(Stored data entries)
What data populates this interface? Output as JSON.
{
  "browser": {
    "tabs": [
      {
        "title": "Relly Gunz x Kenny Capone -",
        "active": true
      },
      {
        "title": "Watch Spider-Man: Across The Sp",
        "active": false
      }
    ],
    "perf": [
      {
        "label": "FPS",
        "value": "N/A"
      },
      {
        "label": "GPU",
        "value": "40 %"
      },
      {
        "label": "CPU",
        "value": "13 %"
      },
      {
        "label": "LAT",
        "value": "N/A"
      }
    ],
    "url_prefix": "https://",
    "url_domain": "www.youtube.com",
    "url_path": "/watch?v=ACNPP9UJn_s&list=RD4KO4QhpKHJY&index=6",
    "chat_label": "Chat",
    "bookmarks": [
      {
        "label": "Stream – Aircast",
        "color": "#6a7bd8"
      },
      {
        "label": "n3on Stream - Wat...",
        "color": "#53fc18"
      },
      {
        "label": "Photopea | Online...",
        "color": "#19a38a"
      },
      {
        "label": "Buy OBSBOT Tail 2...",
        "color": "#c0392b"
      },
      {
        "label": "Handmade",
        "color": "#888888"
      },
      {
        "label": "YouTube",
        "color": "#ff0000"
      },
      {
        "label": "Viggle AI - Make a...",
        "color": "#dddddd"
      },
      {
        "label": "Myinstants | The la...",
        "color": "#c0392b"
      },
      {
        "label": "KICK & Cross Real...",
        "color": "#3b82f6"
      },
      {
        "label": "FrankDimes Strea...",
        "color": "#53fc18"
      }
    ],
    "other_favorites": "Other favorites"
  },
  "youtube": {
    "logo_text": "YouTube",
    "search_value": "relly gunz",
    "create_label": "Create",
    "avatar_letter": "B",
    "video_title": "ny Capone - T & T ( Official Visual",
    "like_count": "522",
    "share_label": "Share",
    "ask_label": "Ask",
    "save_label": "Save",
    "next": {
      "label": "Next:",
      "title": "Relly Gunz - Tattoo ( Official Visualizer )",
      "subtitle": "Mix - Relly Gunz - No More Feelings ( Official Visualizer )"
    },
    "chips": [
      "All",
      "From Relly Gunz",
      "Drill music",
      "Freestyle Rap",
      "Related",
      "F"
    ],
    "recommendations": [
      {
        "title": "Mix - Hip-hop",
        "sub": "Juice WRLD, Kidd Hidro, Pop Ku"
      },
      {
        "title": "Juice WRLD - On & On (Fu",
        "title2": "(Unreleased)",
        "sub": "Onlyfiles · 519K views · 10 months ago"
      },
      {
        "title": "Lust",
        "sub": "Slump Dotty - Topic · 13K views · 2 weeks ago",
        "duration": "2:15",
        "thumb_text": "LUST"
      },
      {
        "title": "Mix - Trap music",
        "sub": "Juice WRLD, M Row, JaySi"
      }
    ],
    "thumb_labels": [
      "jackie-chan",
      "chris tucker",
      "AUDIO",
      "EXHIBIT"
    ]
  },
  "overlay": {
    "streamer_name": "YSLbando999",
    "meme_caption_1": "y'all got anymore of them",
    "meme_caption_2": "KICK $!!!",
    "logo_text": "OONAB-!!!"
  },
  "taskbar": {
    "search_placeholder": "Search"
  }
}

__Set task__. Repeat the material in full, exactly as it stands.

__Correct result__.
What data populates this interface? Output as JSON.
{
  "browser": {
    "tabs": [
      {
        "title": "Relly Gunz x Kenny Capone -",
        "active": true
      },
      {
        "title": "Watch Spider-Man: Across The Sp",
        "active": false
      }
    ],
    "perf": [
      {
        "label": "FPS",
        "value": "N/A"
      },
      {
        "label": "GPU",
        "value": "40 %"
      },
      {
        "label": "CPU",
        "value": "13 %"
      },
      {
        "label": "LAT",
        "value": "N/A"
      }
    ],
    "url_prefix": "https://",
    "url_domain": "www.youtube.com",
    "url_path": "/watch?v=ACNPP9UJn_s&list=RD4KO4QhpKHJY&index=6",
    "chat_label": "Chat",
    "bookmarks": [
      {
        "label": "Stream – Aircast",
        "color": "#6a7bd8"
      },
      {
        "label": "n3on Stream - Wat...",
        "color": "#53fc18"
      },
      {
        "label": "Photopea | Online...",
        "color": "#19a38a"
      },
      {
        "label": "Buy OBSBOT Tail 2...",
        "color": "#c0392b"
      },
      {
        "label": "Handmade",
        "color": "#888888"
      },
      {
        "label": "YouTube",
        "color": "#ff0000"
      },
      {
        "label": "Viggle AI - Make a...",
        "color": "#dddddd"
      },
      {
        "label": "Myinstants | The la...",
        "color": "#c0392b"
      },
      {
        "label": "KICK & Cross Real...",
        "color": "#3b82f6"
      },
      {
        "label": "FrankDimes Strea...",
        "color": "#53fc18"
      }
    ],
    "other_favorites": "Other favorites"
  },
  "youtube": {
    "logo_text": "YouTube",
    "search_value": "relly gunz",
    "create_label": "Create",
    "avatar_letter": "B",
    "video_title": "ny Capone - T & T ( Official Visual",
    "like_count": "522",
    "share_label": "Share",
    "ask_label": "Ask",
    "save_label": "Save",
    "next": {
      "label": "Next:",
      "title": "Relly Gunz - Tattoo ( Official Visualizer )",
      "subtitle": "Mix - Relly Gunz - No More Feelings ( Official Visualizer )"
    },
    "chips": [
      "All",
      "From Relly Gunz",
      "Drill music",
      "Freestyle Rap",
      "Related",
      "F"
    ],
    "recommendations": [
      {
        "title": "Mix - Hip-hop",
        "sub": "Juice WRLD, Kidd Hidro, Pop Ku"
      },
      {
        "title": "Juice WRLD - On & On (Fu",
        "title2": "(Unreleased)",
        "sub": "Onlyfiles · 519K views · 10 months ago"
      },
      {
        "title": "Lust",
        "sub": "Slump Dotty - Topic · 13K views · 2 weeks ago",
        "duration": "2:15",
        "thumb_text": "LUST"
      },
      {
        "title": "Mix - Trap music",
        "sub": "Juice WRLD, M Row, JaySi"
      }
    ],
    "thumb_labels": [
      "jackie-chan",
      "chris tucker",
      "AUDIO",
      "EXHIBIT"
    ]
  },
  "overlay": {
    "streamer_name": "YSLbando999",
    "meme_caption_1": "y'all got anymore of them",
    "meme_caption_2": "KICK $!!!",
    "logo_text": "OONAB-!!!"
  },
  "taskbar": {
    "search_placeholder": "Search"
  }
}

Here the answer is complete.